- [TASK]: Identify the lines bearing the string "Stachys" and gather them.

========================================

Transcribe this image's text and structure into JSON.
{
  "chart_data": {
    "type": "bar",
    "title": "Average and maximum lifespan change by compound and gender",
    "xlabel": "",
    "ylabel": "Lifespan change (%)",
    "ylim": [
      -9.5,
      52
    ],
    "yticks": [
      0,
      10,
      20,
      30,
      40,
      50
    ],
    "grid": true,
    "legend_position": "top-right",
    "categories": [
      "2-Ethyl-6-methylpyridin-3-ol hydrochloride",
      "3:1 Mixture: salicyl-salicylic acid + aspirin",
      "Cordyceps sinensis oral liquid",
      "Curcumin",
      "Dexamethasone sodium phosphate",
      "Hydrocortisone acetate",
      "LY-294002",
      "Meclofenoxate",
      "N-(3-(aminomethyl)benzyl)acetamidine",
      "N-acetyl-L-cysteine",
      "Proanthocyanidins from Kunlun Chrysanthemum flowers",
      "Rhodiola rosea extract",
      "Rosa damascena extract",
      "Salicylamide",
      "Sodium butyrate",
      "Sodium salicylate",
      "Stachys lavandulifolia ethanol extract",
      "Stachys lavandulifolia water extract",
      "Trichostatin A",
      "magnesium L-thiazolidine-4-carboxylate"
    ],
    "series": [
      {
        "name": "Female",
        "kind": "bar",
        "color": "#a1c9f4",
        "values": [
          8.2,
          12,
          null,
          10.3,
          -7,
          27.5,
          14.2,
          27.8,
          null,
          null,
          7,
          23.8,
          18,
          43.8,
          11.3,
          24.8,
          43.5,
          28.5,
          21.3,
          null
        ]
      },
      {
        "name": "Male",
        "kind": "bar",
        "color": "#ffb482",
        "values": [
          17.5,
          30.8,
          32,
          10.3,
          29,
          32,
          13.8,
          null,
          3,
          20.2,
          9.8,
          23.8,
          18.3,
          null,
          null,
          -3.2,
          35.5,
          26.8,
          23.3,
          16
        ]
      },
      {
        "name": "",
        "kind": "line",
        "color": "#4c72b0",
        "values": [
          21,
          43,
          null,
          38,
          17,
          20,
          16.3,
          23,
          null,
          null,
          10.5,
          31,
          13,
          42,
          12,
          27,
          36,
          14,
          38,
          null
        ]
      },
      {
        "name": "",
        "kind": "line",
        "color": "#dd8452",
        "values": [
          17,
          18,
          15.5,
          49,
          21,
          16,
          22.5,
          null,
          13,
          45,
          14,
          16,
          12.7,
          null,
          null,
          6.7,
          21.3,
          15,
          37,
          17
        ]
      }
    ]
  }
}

========================================

- [EXERCISE RESULT]:
      "Stachys lavandulifolia ethanol extract",
      "Stachys lavandulifolia water extract",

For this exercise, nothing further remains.